Entries with figure data
..........
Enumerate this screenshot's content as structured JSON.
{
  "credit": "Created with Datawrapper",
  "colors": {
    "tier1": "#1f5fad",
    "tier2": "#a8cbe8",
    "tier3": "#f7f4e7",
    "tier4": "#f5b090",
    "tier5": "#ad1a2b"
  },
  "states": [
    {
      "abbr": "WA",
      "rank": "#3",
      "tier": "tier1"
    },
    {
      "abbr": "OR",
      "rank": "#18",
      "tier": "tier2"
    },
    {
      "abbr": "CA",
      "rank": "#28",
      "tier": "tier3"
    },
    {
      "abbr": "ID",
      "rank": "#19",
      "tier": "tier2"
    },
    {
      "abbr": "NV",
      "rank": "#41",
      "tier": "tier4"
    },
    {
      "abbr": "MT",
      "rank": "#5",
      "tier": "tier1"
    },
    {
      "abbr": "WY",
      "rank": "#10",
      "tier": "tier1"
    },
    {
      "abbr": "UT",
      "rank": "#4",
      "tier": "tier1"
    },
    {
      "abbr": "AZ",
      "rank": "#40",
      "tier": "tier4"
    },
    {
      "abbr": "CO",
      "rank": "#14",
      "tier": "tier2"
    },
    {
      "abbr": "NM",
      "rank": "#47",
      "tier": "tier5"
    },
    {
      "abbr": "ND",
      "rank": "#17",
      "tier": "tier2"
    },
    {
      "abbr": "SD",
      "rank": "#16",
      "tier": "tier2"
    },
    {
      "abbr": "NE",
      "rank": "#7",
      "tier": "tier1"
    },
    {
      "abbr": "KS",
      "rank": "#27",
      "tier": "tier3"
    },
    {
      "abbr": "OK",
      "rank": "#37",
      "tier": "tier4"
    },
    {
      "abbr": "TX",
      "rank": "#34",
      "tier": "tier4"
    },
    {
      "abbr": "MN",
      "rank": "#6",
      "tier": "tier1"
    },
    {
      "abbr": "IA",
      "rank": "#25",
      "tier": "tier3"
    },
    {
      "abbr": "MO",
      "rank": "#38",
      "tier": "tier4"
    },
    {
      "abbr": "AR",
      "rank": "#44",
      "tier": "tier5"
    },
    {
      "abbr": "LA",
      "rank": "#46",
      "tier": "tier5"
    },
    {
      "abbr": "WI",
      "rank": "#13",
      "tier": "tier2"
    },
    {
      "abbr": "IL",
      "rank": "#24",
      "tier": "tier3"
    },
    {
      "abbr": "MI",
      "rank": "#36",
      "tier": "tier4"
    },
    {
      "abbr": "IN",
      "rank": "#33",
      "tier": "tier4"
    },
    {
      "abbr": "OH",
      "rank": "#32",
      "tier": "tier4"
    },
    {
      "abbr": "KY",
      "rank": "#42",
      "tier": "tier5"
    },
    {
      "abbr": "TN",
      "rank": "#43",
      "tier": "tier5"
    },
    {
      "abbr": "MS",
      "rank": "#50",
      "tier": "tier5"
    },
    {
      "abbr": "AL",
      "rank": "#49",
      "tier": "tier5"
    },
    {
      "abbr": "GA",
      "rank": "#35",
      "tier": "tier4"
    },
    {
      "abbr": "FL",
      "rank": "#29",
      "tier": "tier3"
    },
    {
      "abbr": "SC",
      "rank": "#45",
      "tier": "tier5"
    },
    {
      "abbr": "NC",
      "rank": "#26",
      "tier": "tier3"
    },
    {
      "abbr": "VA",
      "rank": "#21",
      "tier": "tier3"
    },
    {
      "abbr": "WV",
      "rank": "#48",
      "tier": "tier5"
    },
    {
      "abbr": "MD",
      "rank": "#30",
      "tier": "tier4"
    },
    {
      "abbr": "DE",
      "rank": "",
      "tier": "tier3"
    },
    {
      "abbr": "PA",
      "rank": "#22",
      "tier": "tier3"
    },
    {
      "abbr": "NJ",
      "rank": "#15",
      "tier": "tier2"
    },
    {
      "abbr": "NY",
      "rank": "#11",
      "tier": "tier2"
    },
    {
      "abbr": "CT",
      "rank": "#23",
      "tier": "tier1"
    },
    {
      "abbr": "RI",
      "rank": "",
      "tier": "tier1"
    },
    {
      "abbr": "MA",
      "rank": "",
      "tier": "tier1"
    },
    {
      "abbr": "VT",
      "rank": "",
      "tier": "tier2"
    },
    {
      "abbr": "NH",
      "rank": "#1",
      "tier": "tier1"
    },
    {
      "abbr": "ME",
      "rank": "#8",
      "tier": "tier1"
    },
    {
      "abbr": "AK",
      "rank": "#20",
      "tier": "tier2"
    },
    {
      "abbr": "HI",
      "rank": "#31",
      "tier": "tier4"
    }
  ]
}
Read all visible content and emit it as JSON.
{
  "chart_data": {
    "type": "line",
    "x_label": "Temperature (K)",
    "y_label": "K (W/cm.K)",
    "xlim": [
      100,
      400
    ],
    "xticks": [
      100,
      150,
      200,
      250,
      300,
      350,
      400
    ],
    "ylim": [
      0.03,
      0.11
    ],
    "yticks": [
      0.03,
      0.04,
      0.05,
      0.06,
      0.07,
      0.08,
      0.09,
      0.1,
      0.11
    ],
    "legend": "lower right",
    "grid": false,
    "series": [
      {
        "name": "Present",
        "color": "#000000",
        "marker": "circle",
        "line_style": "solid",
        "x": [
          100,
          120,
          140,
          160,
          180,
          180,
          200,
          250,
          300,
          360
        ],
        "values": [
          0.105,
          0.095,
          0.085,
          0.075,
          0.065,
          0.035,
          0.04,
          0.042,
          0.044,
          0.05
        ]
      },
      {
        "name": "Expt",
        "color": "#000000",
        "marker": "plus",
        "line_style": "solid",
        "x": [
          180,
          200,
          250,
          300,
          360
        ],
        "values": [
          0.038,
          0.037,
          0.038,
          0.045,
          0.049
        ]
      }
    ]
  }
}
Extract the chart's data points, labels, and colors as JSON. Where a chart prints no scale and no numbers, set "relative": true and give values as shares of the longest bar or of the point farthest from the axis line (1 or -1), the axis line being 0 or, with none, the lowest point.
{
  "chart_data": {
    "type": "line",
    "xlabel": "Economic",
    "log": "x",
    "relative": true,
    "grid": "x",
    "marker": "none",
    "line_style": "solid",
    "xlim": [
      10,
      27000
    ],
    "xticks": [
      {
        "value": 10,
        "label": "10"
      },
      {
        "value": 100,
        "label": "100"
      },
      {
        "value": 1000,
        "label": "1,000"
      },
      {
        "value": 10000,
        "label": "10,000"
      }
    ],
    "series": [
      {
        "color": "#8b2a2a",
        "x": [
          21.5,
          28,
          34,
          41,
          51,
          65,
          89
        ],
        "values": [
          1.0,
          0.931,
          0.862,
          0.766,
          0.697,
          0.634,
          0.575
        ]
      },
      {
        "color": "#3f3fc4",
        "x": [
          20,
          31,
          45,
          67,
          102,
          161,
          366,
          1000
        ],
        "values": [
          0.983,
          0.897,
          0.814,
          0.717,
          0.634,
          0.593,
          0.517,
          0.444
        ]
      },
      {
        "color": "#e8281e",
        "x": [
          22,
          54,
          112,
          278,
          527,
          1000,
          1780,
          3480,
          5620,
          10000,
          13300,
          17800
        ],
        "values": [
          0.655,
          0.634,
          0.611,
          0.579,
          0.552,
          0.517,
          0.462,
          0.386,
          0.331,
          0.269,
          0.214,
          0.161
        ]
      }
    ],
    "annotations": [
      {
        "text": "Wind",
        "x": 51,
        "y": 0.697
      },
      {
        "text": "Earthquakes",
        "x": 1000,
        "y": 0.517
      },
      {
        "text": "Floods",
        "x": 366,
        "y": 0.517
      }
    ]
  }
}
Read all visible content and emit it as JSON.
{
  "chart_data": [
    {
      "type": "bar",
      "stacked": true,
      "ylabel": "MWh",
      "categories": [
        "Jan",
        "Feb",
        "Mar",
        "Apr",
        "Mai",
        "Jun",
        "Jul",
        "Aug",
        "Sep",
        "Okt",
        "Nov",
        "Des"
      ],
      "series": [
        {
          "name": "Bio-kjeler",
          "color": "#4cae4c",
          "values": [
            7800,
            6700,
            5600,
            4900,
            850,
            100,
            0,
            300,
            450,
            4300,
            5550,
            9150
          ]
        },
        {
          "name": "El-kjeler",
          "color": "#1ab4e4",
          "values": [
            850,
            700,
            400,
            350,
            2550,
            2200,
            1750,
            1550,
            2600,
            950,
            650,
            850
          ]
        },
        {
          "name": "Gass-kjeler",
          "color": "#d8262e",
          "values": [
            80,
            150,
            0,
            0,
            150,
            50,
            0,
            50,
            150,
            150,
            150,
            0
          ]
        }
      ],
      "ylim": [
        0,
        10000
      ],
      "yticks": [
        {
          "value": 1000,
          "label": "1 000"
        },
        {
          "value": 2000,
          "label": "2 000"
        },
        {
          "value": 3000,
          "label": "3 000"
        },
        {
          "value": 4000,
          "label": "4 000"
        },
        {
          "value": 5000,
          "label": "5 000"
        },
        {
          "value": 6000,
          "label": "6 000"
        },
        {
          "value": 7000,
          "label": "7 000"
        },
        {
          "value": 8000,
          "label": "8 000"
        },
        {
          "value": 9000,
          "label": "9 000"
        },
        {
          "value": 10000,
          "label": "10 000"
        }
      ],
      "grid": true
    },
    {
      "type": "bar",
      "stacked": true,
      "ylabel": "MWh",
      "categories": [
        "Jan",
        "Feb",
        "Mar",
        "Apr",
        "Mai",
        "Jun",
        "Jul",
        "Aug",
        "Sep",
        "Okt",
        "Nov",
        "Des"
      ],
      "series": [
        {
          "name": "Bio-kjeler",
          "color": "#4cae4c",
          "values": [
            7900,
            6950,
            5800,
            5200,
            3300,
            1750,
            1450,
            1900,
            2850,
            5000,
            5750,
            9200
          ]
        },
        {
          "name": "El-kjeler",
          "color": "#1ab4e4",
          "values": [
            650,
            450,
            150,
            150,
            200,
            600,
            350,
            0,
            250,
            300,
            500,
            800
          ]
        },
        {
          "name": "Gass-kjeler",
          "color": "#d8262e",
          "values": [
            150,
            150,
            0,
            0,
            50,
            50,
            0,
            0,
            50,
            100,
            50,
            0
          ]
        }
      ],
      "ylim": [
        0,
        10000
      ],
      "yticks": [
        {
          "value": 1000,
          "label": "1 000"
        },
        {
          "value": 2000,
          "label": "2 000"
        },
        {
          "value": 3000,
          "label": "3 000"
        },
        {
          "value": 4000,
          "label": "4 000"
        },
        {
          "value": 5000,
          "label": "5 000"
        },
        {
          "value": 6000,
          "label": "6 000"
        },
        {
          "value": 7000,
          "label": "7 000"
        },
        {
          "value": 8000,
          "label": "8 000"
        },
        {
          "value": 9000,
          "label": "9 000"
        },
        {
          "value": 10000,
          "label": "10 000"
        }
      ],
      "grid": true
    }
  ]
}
..........
→ Set problem:
Copy out all lines from the material above that contain the string "relative".

→ Result for this task:
Extract the chart's data points, labels, and colors as JSON. Where a chart prints no scale and no numbers, set "relative": true and give values as shares of the longest bar or of the point farthest from the axis line (1 or -1), the axis line being 0 or, with none, the lowest point.
    "relative": true,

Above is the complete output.